Structured figure records:
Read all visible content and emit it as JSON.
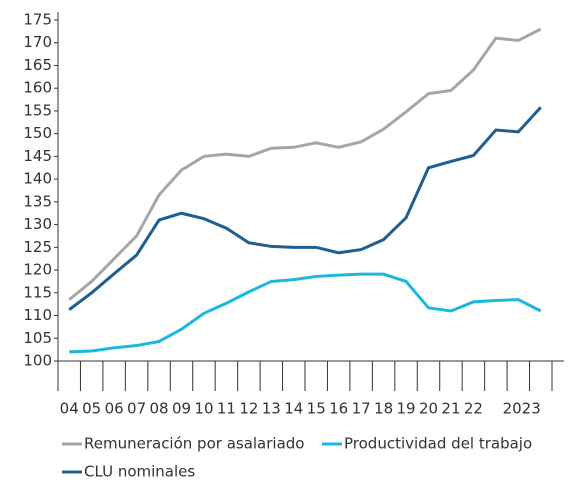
{
  "chart_data": {
    "type": "line",
    "categories": [
      "04",
      "05",
      "06",
      "07",
      "08",
      "09",
      "10",
      "11",
      "12",
      "13",
      "14",
      "15",
      "16",
      "17",
      "18",
      "19",
      "20",
      "21",
      "22",
      null,
      null,
      "2023"
    ],
    "series": [
      {
        "name": "Remuneración por asalariado",
        "color": "#a6a6a6",
        "values": [
          113.5,
          117.5,
          122.5,
          127.5,
          136.5,
          142,
          145,
          145.5,
          145,
          146.8,
          147,
          148,
          147,
          148.2,
          151,
          154.8,
          158.8,
          159.5,
          164,
          171,
          170.5,
          173
        ]
      },
      {
        "name": "Productividad del trabajo",
        "color": "#1ab7e0",
        "values": [
          102,
          102.2,
          102.9,
          103.4,
          104.3,
          107,
          110.5,
          112.7,
          115.2,
          117.5,
          117.9,
          118.6,
          118.9,
          119.1,
          119.1,
          117.5,
          111.7,
          111,
          113,
          113.3,
          113.5,
          111
        ]
      },
      {
        "name": "CLU nominales",
        "color": "#1f5f8f",
        "values": [
          111.3,
          115,
          119.2,
          123.3,
          131,
          132.5,
          131.3,
          129.2,
          126,
          125.2,
          125,
          125,
          123.8,
          124.5,
          126.7,
          131.5,
          142.5,
          143.9,
          145.2,
          150.8,
          150.4,
          155.8
        ]
      }
    ],
    "ylim": [
      100,
      175
    ],
    "yticks": [
      100,
      105,
      110,
      115,
      120,
      125,
      130,
      135,
      140,
      145,
      150,
      155,
      160,
      165,
      170,
      175
    ]
  }
}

● **Challenge**
Omitting all images, retype each line of the records precisely.

● **Exercise answer**
Read all visible content and emit it as JSON.
{
  "chart_data": {
    "type": "line",
    "categories": [
      "04",
      "05",
      "06",
      "07",
      "08",
      "09",
      "10",
      "11",
      "12",
      "13",
      "14",
      "15",
      "16",
      "17",
      "18",
      "19",
      "20",
      "21",
      "22",
      null,
      null,
      "2023"
    ],
    "series": [
      {
        "name": "Remuneración por asalariado",
        "color": "#a6a6a6",
        "values": [
          113.5,
          117.5,
          122.5,
          127.5,
          136.5,
          142,
          145,
          145.5,
          145,
          146.8,
          147,
          148,
          147,
          148.2,
          151,
          154.8,
          158.8,
          159.5,
          164,
          171,
          170.5,
          173
        ]
      },
      {
        "name": "Productividad del trabajo",
        "color": "#1ab7e0",
        "values": [
          102,
          102.2,
          102.9,
          103.4,
          104.3,
          107,
          110.5,
          112.7,
          115.2,
          117.5,
          117.9,
          118.6,
          118.9,
          119.1,
          119.1,
          117.5,
          111.7,
          111,
          113,
          113.3,
          113.5,
          111
        ]
      },
      {
        "name": "CLU nominales",
        "color": "#1f5f8f",
        "values": [
          111.3,
          115,
          119.2,
          123.3,
          131,
          132.5,
          131.3,
          129.2,
          126,
          125.2,
          125,
          125,
          123.8,
          124.5,
          126.7,
          131.5,
          142.5,
          143.9,
          145.2,
          150.8,
          150.4,
          155.8
        ]
      }
    ],
    "ylim": [
      100,
      175
    ],
    "yticks": [
      100,
      105,
      110,
      115,
      120,
      125,
      130,
      135,
      140,
      145,
      150,
      155,
      160,
      165,
      170,
      175
    ]
  }
}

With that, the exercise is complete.